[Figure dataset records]

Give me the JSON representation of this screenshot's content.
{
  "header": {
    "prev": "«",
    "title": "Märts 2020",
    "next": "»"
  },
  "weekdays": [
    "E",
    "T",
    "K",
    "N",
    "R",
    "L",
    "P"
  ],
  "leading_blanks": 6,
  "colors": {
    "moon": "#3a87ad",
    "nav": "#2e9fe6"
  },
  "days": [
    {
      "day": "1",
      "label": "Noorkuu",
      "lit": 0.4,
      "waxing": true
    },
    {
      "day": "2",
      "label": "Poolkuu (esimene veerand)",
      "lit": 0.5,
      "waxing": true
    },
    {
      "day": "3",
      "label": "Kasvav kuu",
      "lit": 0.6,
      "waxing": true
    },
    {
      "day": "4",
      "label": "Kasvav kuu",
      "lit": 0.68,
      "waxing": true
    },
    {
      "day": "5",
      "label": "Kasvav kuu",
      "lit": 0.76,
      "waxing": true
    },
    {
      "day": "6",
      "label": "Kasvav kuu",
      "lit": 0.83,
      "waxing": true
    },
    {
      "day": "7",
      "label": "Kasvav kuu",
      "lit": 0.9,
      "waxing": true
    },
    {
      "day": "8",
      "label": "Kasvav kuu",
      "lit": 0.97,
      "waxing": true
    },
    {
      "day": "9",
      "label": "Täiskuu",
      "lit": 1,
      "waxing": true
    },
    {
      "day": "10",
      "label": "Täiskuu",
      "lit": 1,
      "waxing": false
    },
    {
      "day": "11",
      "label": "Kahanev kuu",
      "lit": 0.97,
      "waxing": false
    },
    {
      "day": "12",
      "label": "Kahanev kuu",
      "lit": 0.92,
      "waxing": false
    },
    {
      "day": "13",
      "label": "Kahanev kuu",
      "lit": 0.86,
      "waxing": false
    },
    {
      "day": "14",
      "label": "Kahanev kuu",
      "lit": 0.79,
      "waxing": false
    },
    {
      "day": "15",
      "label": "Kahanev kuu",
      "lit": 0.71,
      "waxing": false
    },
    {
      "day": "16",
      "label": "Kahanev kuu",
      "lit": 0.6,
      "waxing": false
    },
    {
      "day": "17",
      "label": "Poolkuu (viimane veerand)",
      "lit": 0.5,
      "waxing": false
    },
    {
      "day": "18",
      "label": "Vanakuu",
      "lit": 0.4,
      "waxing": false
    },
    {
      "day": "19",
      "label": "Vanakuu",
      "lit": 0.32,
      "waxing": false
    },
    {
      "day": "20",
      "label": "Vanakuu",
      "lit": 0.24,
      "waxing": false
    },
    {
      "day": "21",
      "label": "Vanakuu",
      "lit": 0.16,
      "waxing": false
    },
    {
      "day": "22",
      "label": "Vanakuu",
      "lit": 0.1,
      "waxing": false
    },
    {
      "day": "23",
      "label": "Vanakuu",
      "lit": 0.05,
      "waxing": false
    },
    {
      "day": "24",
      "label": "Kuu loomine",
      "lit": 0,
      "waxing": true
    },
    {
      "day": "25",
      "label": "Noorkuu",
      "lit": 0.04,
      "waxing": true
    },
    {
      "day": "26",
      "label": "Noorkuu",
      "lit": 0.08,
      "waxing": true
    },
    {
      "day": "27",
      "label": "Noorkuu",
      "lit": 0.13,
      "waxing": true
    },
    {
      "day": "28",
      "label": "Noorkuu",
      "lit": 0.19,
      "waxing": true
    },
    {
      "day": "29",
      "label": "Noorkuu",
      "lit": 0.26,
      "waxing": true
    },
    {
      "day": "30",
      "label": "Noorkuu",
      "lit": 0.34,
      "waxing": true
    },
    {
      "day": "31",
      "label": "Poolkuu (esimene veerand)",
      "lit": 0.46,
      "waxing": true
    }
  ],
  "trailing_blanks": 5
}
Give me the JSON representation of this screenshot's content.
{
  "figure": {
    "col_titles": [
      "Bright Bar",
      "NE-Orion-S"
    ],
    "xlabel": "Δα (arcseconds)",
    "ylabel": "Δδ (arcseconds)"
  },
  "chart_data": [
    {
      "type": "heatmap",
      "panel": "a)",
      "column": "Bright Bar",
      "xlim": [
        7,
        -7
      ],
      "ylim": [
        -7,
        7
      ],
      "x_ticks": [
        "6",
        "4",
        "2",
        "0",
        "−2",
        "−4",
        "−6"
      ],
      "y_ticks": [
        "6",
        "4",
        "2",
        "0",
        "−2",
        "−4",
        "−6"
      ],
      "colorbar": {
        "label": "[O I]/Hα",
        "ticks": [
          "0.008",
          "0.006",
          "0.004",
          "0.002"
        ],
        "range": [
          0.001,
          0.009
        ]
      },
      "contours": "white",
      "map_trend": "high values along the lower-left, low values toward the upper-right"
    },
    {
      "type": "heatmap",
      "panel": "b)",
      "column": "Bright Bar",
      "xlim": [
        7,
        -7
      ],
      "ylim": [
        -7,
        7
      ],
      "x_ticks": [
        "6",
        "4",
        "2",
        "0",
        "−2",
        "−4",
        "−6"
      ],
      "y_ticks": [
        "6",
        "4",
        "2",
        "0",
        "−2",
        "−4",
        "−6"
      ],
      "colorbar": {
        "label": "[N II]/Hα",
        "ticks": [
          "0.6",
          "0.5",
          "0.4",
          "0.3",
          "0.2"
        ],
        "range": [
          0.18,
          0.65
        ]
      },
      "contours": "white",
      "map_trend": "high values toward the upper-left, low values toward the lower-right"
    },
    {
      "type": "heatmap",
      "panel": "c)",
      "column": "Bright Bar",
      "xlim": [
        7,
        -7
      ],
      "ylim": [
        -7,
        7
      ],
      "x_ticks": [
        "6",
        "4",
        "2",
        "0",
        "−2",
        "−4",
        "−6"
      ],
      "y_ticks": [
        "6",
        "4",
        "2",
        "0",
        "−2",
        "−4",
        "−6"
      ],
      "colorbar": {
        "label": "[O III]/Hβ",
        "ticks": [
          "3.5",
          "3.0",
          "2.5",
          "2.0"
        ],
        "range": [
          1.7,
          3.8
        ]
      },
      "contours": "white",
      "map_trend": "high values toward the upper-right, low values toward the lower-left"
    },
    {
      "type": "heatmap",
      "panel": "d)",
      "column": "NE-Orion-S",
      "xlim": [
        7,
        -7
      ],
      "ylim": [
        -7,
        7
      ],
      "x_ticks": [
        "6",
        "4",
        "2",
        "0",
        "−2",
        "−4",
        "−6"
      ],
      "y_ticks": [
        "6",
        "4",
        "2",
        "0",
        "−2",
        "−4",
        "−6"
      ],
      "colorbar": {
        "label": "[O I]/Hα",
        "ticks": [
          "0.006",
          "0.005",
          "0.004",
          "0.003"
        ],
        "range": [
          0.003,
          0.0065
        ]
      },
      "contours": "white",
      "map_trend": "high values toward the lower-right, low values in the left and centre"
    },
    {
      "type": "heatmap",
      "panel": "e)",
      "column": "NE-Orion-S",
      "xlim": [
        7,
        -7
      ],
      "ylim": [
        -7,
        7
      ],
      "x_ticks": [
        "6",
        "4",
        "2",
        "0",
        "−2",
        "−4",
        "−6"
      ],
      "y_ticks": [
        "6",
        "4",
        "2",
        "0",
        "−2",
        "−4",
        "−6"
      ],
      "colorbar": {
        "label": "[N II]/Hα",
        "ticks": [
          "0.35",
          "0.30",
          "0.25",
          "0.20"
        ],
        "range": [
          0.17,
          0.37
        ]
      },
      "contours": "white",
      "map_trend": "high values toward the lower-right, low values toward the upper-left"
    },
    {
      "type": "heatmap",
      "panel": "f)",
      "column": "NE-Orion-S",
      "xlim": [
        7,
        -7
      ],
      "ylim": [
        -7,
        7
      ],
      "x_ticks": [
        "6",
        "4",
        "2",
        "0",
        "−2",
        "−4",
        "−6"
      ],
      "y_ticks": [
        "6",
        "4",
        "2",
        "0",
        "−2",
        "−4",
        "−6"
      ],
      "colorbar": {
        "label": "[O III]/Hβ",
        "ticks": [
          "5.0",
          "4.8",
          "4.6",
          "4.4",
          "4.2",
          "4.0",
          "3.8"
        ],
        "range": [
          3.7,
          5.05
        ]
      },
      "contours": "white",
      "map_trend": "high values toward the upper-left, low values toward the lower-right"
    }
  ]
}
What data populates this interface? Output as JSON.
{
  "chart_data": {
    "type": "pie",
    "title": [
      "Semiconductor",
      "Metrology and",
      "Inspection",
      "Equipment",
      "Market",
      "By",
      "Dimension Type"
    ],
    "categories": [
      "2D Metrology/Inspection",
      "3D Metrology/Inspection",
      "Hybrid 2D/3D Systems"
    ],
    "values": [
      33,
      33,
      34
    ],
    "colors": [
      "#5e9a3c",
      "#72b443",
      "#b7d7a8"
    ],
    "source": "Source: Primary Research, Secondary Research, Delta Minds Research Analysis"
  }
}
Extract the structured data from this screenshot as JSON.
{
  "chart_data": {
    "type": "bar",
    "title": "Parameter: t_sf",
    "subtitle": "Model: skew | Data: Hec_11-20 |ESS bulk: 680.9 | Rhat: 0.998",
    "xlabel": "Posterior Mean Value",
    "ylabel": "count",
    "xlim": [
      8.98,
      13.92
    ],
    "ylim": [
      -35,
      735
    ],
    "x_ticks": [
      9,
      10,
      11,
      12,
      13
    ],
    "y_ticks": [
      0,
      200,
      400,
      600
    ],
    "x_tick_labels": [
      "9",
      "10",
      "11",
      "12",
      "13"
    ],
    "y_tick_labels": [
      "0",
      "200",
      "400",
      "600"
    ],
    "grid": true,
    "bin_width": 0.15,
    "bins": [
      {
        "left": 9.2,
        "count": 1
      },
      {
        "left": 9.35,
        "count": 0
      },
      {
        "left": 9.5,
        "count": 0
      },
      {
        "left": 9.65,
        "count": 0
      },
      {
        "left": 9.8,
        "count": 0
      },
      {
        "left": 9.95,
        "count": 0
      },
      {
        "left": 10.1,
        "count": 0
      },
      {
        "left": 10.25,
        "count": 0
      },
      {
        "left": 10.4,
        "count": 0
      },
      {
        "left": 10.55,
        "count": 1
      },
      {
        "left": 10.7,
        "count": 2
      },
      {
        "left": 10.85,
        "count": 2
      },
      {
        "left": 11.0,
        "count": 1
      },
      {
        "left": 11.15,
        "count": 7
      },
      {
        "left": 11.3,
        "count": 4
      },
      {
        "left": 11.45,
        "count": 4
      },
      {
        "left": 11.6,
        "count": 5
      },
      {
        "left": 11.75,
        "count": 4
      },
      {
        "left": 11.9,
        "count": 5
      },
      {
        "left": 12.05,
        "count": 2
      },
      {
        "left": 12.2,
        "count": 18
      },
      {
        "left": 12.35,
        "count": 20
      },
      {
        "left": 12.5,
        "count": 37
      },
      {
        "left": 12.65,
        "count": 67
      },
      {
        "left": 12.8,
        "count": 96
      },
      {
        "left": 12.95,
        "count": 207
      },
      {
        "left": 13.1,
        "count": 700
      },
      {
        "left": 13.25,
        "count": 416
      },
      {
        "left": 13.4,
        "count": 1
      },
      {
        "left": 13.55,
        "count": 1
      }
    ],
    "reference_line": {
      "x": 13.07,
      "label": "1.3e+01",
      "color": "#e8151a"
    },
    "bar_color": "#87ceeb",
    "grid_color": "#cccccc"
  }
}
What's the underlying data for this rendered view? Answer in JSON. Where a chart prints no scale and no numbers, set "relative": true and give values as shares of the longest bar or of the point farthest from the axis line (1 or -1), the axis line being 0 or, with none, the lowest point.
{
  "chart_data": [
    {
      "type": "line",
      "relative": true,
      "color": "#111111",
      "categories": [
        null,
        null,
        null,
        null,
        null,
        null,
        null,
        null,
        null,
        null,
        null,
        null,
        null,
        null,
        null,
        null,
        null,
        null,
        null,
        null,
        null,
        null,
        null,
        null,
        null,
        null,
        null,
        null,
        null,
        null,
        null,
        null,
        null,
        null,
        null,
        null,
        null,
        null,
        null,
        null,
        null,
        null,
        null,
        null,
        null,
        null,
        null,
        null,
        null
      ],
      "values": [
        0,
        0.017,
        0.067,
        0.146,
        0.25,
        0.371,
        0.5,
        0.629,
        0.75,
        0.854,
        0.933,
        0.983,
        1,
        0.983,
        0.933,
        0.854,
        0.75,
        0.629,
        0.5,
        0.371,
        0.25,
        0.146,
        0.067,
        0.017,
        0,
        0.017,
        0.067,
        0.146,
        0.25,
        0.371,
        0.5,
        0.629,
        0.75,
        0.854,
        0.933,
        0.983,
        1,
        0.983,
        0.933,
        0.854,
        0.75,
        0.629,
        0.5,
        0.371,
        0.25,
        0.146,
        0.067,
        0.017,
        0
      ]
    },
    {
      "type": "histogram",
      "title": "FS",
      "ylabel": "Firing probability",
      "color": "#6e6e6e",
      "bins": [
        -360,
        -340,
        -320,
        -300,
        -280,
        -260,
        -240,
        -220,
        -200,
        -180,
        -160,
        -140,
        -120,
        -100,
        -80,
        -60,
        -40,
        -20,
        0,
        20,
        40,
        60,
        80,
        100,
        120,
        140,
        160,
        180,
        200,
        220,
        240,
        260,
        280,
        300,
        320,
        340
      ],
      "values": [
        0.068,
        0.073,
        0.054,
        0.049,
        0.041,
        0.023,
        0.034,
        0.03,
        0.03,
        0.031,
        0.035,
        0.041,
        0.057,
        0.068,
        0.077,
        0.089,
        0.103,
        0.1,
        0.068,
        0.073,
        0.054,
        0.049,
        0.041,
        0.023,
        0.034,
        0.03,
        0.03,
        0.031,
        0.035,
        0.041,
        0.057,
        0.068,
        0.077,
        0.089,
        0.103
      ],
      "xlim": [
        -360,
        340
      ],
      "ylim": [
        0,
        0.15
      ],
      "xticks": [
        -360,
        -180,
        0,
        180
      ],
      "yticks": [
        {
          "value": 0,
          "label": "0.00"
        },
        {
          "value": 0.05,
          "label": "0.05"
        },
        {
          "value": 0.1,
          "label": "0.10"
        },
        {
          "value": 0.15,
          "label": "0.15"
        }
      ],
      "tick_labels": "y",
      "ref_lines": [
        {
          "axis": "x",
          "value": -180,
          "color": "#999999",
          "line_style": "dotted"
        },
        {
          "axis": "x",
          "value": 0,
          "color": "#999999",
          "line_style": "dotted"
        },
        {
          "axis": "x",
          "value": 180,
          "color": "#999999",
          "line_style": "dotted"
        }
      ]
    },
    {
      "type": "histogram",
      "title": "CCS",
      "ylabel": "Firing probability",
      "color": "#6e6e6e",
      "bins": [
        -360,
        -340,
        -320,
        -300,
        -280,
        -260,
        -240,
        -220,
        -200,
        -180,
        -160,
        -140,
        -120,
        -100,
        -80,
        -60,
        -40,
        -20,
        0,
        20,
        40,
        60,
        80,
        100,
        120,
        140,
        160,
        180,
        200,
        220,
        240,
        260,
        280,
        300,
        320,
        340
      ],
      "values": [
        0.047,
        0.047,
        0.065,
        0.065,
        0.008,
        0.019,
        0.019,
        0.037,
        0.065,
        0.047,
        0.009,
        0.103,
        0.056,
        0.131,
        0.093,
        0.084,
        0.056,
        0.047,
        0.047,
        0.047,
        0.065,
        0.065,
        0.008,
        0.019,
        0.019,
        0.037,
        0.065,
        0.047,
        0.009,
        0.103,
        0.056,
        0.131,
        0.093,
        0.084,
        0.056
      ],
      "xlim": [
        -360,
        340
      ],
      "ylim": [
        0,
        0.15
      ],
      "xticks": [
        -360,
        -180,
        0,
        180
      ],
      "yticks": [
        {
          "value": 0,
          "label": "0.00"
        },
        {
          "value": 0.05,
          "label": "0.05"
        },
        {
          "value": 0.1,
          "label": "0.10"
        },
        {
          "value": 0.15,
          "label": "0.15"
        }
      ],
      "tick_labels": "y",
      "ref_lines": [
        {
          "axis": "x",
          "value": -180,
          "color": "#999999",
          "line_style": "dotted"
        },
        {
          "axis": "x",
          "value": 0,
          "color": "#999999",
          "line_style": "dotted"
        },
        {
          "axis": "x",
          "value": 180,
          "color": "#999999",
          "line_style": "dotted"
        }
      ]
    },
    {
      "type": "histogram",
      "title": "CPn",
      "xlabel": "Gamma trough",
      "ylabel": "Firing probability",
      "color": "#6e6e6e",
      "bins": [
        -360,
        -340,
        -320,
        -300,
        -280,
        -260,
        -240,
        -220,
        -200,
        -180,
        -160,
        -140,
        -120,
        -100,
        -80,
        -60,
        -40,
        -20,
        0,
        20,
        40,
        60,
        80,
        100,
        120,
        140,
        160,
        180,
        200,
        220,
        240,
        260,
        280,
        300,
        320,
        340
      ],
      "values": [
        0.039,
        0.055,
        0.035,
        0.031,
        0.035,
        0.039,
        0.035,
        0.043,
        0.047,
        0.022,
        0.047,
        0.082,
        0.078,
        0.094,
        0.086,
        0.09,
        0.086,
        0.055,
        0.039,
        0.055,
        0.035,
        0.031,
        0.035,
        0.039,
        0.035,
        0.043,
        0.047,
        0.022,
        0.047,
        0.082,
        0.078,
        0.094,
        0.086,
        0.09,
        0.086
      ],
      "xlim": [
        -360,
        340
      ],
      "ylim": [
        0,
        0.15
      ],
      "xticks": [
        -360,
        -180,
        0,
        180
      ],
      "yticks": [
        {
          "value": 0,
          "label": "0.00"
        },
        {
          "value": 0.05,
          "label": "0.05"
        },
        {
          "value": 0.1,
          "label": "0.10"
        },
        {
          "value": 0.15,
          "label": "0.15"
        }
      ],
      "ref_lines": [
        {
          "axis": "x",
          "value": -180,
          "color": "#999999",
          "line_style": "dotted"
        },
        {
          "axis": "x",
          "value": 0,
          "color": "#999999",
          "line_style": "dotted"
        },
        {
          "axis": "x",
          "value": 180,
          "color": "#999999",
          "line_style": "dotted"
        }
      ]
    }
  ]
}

• _Task directions_:
State how many lines of the records above contain the word "Inspection", giving only that number.

• _Task response_:
3